Aim:
Report how many lines contain "파라미터가". The answer is a single number.
━━━━━ Available records
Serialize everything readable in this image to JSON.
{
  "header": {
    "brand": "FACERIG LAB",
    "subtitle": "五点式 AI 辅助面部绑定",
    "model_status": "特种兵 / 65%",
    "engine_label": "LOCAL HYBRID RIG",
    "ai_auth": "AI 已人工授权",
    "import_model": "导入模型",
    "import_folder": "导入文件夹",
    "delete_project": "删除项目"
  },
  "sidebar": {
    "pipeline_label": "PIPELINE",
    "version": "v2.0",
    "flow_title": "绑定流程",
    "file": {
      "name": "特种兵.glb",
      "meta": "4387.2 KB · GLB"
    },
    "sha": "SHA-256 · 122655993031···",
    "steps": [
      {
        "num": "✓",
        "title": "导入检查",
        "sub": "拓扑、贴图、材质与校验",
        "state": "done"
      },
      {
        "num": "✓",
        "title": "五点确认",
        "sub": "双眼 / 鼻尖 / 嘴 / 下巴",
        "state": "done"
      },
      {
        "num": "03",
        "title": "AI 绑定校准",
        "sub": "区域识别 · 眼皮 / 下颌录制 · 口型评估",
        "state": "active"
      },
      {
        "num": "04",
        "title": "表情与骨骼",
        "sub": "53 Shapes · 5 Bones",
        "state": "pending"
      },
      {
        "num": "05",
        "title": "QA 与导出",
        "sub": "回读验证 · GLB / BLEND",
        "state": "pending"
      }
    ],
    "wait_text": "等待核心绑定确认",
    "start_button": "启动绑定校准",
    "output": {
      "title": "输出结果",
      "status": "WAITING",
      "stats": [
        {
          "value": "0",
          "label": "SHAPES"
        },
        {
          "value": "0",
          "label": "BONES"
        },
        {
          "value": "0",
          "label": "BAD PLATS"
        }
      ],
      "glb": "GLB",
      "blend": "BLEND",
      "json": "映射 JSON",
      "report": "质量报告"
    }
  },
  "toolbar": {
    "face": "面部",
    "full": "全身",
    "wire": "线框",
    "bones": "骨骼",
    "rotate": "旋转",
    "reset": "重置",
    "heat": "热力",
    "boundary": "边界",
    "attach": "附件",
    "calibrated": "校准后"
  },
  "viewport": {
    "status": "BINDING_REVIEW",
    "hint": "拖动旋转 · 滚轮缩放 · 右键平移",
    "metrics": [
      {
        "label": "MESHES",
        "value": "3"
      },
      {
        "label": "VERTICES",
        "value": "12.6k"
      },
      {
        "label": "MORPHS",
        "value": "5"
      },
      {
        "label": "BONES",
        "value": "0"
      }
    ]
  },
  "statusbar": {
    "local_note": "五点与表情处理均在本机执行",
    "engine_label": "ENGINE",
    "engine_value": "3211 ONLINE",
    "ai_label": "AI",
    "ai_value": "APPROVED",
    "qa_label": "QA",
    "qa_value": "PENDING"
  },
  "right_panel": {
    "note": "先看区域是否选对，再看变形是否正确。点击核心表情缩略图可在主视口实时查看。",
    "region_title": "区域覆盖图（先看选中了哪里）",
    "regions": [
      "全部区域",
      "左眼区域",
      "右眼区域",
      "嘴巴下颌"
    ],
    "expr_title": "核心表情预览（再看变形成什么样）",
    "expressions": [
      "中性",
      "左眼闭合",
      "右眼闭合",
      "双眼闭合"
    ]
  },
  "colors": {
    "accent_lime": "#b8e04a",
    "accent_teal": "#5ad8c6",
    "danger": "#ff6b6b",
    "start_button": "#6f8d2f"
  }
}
━━━━━━━━━━
━━━━━ Available records
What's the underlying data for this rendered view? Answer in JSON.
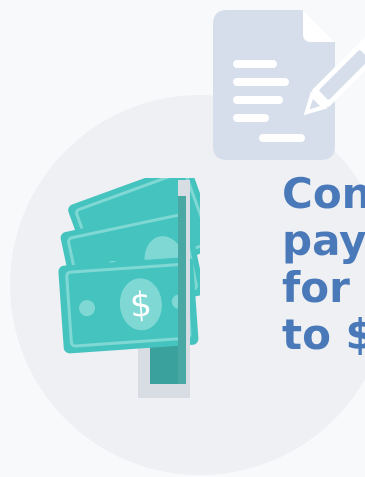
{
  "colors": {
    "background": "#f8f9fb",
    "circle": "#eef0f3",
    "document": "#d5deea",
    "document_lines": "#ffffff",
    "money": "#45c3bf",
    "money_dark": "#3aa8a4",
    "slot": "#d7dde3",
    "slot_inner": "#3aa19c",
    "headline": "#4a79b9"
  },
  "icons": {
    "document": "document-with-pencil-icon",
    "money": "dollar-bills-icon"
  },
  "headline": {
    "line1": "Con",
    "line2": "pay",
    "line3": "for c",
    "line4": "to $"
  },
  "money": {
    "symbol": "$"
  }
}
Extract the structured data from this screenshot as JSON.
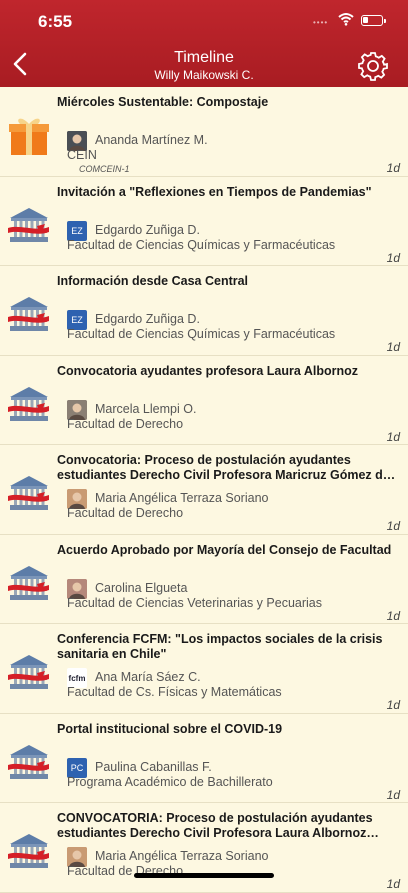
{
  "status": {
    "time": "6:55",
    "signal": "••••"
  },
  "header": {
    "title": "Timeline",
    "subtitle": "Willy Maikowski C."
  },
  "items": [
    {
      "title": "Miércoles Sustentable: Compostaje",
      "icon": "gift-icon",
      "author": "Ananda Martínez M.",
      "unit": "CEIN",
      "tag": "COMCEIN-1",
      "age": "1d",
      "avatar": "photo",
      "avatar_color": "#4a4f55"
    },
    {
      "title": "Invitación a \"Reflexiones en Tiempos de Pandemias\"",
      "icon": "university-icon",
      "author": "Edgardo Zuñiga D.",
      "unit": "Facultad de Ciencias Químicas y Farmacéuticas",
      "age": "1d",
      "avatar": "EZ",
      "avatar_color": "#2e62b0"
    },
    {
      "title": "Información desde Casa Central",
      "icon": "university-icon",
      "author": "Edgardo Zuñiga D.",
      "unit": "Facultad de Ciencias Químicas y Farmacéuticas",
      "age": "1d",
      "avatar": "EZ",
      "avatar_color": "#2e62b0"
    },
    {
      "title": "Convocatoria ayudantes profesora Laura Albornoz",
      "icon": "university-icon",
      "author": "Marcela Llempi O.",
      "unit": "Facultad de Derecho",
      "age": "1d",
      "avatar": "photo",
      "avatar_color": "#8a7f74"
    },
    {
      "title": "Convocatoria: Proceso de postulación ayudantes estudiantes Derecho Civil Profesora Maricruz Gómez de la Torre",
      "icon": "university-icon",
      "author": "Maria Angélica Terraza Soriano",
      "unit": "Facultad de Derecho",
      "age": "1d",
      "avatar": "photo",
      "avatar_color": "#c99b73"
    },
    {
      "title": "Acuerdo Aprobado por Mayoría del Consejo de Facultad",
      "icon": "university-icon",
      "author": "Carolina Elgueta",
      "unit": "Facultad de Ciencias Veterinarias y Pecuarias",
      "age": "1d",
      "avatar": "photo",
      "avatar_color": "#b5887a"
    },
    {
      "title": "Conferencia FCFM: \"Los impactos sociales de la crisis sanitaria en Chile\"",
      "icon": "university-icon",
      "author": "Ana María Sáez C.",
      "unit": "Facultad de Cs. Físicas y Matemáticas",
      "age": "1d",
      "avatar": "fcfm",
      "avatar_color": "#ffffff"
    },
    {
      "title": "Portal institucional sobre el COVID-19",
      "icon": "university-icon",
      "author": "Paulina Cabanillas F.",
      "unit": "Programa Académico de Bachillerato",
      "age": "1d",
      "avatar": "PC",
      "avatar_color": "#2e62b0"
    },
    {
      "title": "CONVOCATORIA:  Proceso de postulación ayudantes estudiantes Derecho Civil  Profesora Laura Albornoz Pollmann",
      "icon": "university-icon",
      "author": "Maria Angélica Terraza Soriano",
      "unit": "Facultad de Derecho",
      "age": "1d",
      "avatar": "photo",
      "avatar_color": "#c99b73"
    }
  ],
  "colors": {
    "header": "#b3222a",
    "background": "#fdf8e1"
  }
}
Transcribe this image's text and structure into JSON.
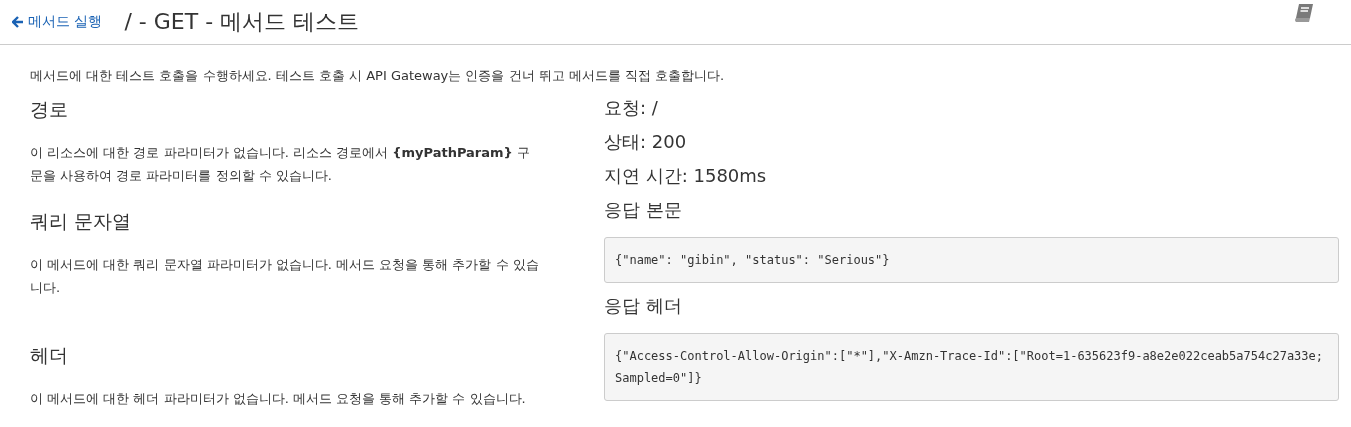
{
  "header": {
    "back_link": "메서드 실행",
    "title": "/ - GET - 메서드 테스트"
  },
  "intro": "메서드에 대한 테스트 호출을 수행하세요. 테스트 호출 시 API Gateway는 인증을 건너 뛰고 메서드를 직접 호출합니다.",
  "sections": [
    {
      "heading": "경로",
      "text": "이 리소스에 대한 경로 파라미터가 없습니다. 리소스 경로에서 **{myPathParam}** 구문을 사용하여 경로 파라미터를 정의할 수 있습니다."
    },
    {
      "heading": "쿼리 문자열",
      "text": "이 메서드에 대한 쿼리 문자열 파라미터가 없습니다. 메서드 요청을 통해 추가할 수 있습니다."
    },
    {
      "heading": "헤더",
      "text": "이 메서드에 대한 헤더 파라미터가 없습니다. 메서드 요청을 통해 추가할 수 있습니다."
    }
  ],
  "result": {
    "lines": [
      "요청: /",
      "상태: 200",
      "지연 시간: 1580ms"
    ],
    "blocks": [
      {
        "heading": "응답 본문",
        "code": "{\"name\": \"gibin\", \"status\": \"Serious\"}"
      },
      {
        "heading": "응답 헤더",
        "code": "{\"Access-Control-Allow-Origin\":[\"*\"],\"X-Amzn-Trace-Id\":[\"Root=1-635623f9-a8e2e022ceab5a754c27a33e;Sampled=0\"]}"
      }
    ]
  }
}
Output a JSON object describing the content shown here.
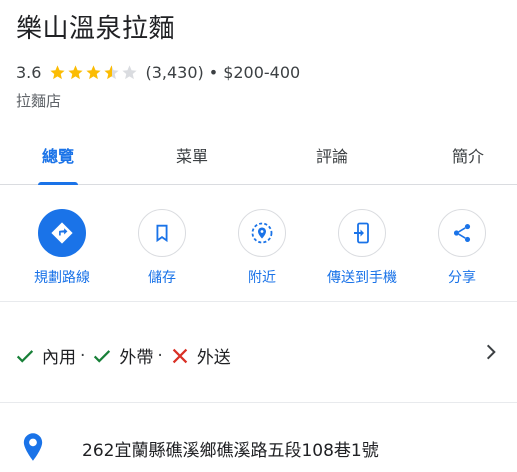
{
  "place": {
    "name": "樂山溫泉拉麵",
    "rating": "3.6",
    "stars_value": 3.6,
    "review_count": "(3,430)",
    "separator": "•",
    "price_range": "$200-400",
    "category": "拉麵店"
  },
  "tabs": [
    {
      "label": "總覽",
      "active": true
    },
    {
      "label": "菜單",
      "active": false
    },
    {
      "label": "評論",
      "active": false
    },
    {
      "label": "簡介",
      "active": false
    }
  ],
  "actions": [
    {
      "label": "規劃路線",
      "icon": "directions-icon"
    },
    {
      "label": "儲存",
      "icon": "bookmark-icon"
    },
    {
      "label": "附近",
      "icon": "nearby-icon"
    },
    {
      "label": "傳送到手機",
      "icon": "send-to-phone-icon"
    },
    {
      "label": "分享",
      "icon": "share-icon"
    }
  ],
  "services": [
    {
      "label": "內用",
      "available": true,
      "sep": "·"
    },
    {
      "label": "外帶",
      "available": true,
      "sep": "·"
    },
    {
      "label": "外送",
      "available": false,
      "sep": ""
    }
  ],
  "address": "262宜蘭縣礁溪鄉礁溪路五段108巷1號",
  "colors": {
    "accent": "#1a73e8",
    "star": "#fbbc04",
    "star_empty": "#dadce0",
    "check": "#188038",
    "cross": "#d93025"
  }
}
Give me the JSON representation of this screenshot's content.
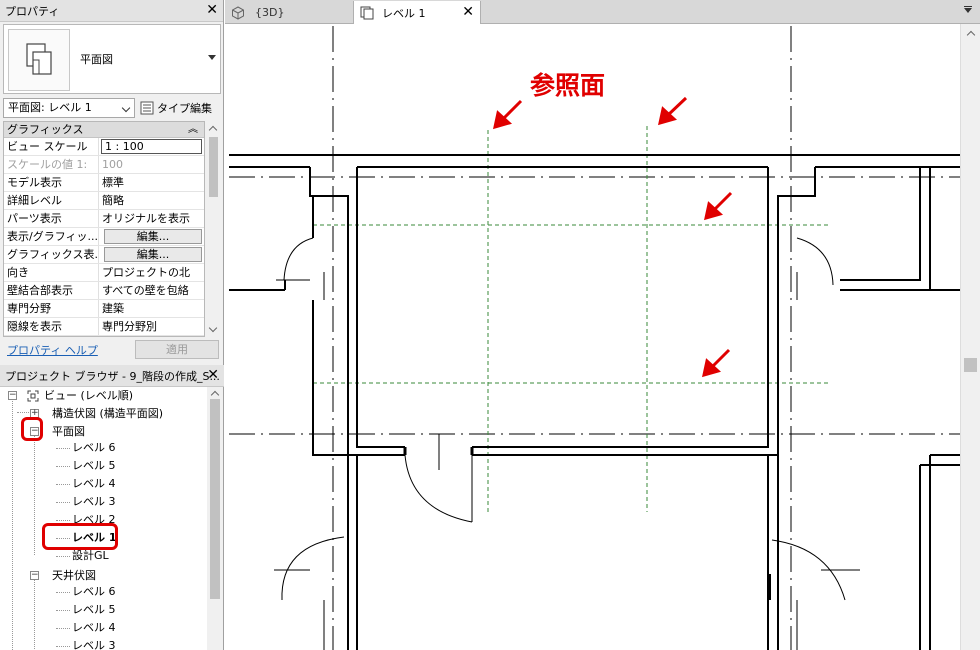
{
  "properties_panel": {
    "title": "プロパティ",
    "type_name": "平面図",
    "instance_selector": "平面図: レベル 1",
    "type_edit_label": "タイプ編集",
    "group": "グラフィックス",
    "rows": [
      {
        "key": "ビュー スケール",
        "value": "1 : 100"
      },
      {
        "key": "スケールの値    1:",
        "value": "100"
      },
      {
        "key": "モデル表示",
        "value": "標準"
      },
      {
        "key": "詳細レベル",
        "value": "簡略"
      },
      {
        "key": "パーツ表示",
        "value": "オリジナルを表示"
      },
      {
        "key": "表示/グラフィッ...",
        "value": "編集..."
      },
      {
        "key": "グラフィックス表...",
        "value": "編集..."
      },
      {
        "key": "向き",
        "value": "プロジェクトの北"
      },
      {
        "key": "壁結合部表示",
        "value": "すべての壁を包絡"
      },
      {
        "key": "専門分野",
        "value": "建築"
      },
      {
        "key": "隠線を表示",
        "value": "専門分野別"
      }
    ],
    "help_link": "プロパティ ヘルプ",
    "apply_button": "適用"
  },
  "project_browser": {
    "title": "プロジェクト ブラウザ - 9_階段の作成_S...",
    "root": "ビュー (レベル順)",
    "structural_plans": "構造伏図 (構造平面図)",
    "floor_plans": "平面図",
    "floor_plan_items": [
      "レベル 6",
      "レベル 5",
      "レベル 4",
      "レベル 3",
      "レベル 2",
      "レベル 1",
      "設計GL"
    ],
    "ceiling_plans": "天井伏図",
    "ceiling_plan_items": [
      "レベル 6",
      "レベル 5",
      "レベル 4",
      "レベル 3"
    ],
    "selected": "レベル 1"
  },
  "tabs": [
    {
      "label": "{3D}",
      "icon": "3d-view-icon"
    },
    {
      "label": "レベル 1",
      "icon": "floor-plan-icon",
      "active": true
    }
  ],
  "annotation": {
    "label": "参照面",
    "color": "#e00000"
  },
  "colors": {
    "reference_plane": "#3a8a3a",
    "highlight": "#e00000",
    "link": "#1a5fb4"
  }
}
━━━━━━━━━━
Answer to the exercise:
3